:: Information supplied ::

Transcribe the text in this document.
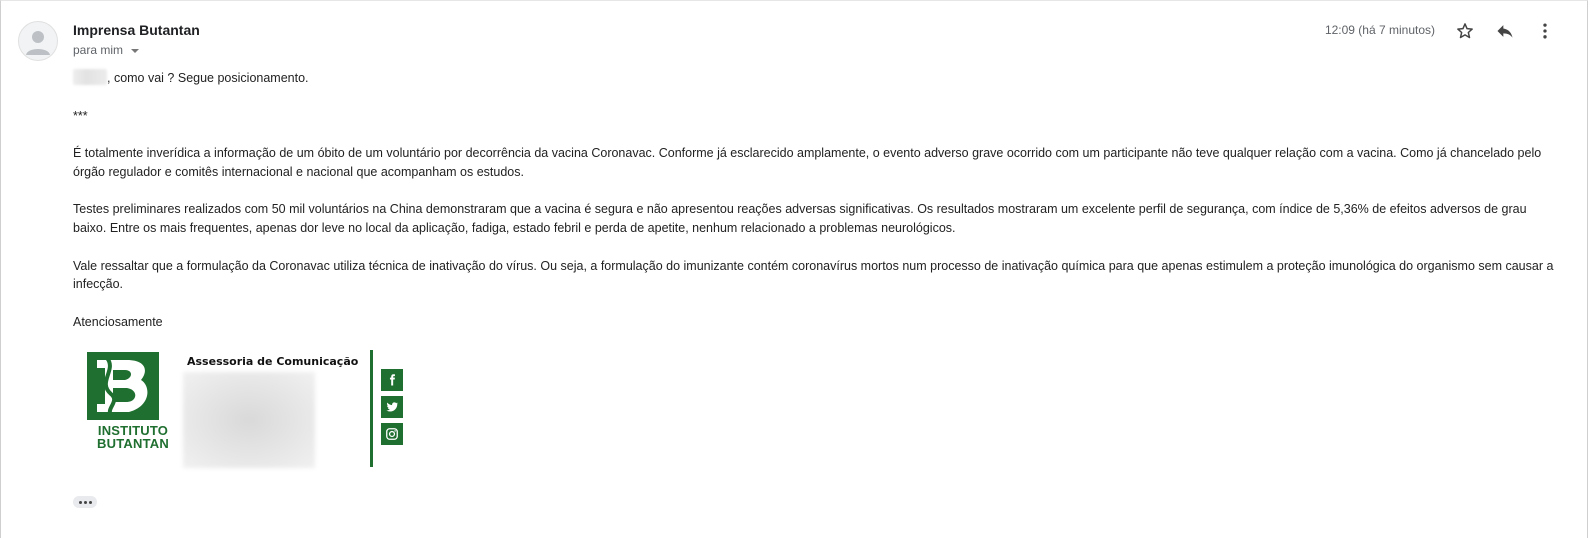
Imprensa Butantan
para mim
12:09 (há 7 minutos)

, como vai ? Segue posicionamento.

***

É totalmente inverídica a informação de um óbito de um voluntário por decorrência da vacina Coronavac. Conforme já esclarecido amplamente, o evento adverso grave ocorrido com um participante não teve qualquer relação com a vacina. Como já chancelado pelo órgão regulador e comitês internacional e nacional que acompanham os estudos.

Testes preliminares realizados com 50 mil voluntários na China demonstraram que a vacina é segura e não apresentou reações adversas significativas. Os resultados mostraram um excelente perfil de segurança, com índice de 5,36% de efeitos adversos de grau baixo. Entre os mais frequentes, apenas dor leve no local da aplicação, fadiga, estado febril e perda de apetite, nenhum relacionado a problemas neurológicos.

Vale ressaltar que a formulação da Coronavac utiliza técnica de inativação do vírus. Ou seja, a formulação do imunizante contém coronavírus mortos num processo de inativação química para que apenas estimulem a proteção imunológica do organismo sem causar a infecção.

Atenciosamente

INSTITUTO
BUTANTAN
Assessoria de Comunicação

:: To be done ::
Every record is to be reproduced exactly, with no pictures included.

:: Solution to the problem ::
Transcribe the text in this document.
Imprensa Butantan
para mim
12:09 (há 7 minutos)

, como vai ? Segue posicionamento.

***

É totalmente inverídica a informação de um óbito de um voluntário por decorrência da vacina Coronavac. Conforme já esclarecido amplamente, o evento adverso grave ocorrido com um participante não teve qualquer relação com a vacina. Como já chancelado pelo órgão regulador e comitês internacional e nacional que acompanham os estudos.

Testes preliminares realizados com 50 mil voluntários na China demonstraram que a vacina é segura e não apresentou reações adversas significativas. Os resultados mostraram um excelente perfil de segurança, com índice de 5,36% de efeitos adversos de grau baixo. Entre os mais frequentes, apenas dor leve no local da aplicação, fadiga, estado febril e perda de apetite, nenhum relacionado a problemas neurológicos.

Vale ressaltar que a formulação da Coronavac utiliza técnica de inativação do vírus. Ou seja, a formulação do imunizante contém coronavírus mortos num processo de inativação química para que apenas estimulem a proteção imunológica do organismo sem causar a infecção.

Atenciosamente

INSTITUTO
BUTANTAN
Assessoria de Comunicação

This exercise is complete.